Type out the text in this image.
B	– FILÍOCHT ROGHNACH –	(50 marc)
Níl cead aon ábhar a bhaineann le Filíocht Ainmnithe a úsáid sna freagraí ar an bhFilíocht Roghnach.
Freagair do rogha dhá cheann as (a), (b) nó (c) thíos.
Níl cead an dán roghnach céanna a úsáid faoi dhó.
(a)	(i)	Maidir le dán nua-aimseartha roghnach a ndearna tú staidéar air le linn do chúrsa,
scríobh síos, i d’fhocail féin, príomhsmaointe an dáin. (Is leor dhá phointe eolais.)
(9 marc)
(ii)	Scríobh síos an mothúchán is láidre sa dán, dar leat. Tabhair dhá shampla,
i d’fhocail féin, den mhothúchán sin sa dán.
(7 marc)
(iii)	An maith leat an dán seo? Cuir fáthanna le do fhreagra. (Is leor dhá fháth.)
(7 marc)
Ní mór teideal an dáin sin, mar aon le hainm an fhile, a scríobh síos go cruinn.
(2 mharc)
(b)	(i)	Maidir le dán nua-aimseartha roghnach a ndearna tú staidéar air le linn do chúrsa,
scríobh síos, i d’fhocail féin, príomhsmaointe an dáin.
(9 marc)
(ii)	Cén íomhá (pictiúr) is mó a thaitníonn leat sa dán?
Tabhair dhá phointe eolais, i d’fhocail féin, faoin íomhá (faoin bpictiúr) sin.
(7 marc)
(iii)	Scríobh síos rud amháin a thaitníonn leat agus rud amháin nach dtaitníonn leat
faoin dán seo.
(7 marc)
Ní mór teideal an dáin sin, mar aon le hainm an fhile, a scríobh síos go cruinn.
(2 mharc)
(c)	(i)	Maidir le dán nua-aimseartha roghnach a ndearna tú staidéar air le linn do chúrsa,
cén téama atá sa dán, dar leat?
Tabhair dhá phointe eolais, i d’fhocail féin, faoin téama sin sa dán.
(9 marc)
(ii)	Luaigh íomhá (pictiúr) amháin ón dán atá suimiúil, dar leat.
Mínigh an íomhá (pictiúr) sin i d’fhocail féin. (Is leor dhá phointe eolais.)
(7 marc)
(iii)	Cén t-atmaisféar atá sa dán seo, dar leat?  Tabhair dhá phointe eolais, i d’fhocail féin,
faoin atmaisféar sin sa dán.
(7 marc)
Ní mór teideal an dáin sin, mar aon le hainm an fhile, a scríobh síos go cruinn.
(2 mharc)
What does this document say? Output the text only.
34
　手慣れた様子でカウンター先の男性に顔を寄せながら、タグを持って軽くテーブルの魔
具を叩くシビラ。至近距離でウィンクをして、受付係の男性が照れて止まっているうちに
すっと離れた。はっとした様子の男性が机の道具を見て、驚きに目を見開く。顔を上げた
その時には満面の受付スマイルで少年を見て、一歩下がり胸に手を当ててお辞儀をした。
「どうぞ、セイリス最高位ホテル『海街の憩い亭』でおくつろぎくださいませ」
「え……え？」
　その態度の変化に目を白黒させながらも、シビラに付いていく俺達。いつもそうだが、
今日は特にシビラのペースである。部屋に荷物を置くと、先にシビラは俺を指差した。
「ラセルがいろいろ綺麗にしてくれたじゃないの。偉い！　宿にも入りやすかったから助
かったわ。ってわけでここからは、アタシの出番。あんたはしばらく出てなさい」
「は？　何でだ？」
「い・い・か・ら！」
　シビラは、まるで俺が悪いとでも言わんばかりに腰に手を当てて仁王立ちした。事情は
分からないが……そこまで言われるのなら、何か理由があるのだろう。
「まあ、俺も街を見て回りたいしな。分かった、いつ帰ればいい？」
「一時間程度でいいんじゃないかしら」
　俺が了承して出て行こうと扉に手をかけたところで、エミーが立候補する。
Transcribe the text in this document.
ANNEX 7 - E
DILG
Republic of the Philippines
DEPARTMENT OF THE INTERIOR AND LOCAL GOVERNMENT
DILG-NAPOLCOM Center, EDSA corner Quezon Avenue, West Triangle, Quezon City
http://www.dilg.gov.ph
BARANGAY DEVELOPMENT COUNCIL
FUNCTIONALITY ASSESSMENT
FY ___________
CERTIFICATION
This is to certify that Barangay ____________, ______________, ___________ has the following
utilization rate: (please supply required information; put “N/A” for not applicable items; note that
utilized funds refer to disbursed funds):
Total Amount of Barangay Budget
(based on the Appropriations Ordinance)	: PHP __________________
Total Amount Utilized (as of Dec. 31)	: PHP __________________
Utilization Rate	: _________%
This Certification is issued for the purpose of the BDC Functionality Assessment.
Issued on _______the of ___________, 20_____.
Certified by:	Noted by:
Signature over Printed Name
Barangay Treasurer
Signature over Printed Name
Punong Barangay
----------------------------------------
Problem to solve: Reproduce every line above without error.

Complete answer:
Type out the text in this image.
B	– FILÍOCHT ROGHNACH –	(50 marc)
Níl cead aon ábhar a bhaineann le Filíocht Ainmnithe a úsáid sna freagraí ar an bhFilíocht Roghnach.
Freagair do rogha dhá cheann as (a), (b) nó (c) thíos.
Níl cead an dán roghnach céanna a úsáid faoi dhó.
(a)	(i)	Maidir le dán nua-aimseartha roghnach a ndearna tú staidéar air le linn do chúrsa,
scríobh síos, i d’fhocail féin, príomhsmaointe an dáin. (Is leor dhá phointe eolais.)
(9 marc)
(ii)	Scríobh síos an mothúchán is láidre sa dán, dar leat. Tabhair dhá shampla,
i d’fhocail féin, den mhothúchán sin sa dán.
(7 marc)
(iii)	An maith leat an dán seo? Cuir fáthanna le do fhreagra. (Is leor dhá fháth.)
(7 marc)
Ní mór teideal an dáin sin, mar aon le hainm an fhile, a scríobh síos go cruinn.
(2 mharc)
(b)	(i)	Maidir le dán nua-aimseartha roghnach a ndearna tú staidéar air le linn do chúrsa,
scríobh síos, i d’fhocail féin, príomhsmaointe an dáin.
(9 marc)
(ii)	Cén íomhá (pictiúr) is mó a thaitníonn leat sa dán?
Tabhair dhá phointe eolais, i d’fhocail féin, faoin íomhá (faoin bpictiúr) sin.
(7 marc)
(iii)	Scríobh síos rud amháin a thaitníonn leat agus rud amháin nach dtaitníonn leat
faoin dán seo.
(7 marc)
Ní mór teideal an dáin sin, mar aon le hainm an fhile, a scríobh síos go cruinn.
(2 mharc)
(c)	(i)	Maidir le dán nua-aimseartha roghnach a ndearna tú staidéar air le linn do chúrsa,
cén téama atá sa dán, dar leat?
Tabhair dhá phointe eolais, i d’fhocail féin, faoin téama sin sa dán.
(9 marc)
(ii)	Luaigh íomhá (pictiúr) amháin ón dán atá suimiúil, dar leat.
Mínigh an íomhá (pictiúr) sin i d’fhocail féin. (Is leor dhá phointe eolais.)
(7 marc)
(iii)	Cén t-atmaisféar atá sa dán seo, dar leat?  Tabhair dhá phointe eolais, i d’fhocail féin,
faoin atmaisféar sin sa dán.
(7 marc)
Ní mór teideal an dáin sin, mar aon le hainm an fhile, a scríobh síos go cruinn.
(2 mharc)
What does this document say? Output the text only.
34
　手慣れた様子でカウンター先の男性に顔を寄せながら、タグを持って軽くテーブルの魔
具を叩くシビラ。至近距離でウィンクをして、受付係の男性が照れて止まっているうちに
すっと離れた。はっとした様子の男性が机の道具を見て、驚きに目を見開く。顔を上げた
その時には満面の受付スマイルで少年を見て、一歩下がり胸に手を当ててお辞儀をした。
「どうぞ、セイリス最高位ホテル『海街の憩い亭』でおくつろぎくださいませ」
「え……え？」
　その態度の変化に目を白黒させながらも、シビラに付いていく俺達。いつもそうだが、
今日は特にシビラのペースである。部屋に荷物を置くと、先にシビラは俺を指差した。
「ラセルがいろいろ綺麗にしてくれたじゃないの。偉い！　宿にも入りやすかったから助
かったわ。ってわけでここからは、アタシの出番。あんたはしばらく出てなさい」
「は？　何でだ？」
「い・い・か・ら！」
　シビラは、まるで俺が悪いとでも言わんばかりに腰に手を当てて仁王立ちした。事情は
分からないが……そこまで言われるのなら、何か理由があるのだろう。
「まあ、俺も街を見て回りたいしな。分かった、いつ帰ればいい？」
「一時間程度でいいんじゃないかしら」
　俺が了承して出て行こうと扉に手をかけたところで、エミーが立候補する。
Transcribe the text in this document.
ANNEX 7 - E
DILG
Republic of the Philippines
DEPARTMENT OF THE INTERIOR AND LOCAL GOVERNMENT
DILG-NAPOLCOM Center, EDSA corner Quezon Avenue, West Triangle, Quezon City
http://www.dilg.gov.ph
BARANGAY DEVELOPMENT COUNCIL
FUNCTIONALITY ASSESSMENT
FY ___________
CERTIFICATION
This is to certify that Barangay ____________, ______________, ___________ has the following
utilization rate: (please supply required information; put “N/A” for not applicable items; note that
utilized funds refer to disbursed funds):
Total Amount of Barangay Budget
(based on the Appropriations Ordinance)	: PHP __________________
Total Amount Utilized (as of Dec. 31)	: PHP __________________
Utilization Rate	: _________%
This Certification is issued for the purpose of the BDC Functionality Assessment.
Issued on _______the of ___________, 20_____.
Certified by:	Noted by:
Signature over Printed Name
Barangay Treasurer
Signature over Printed Name
Punong Barangay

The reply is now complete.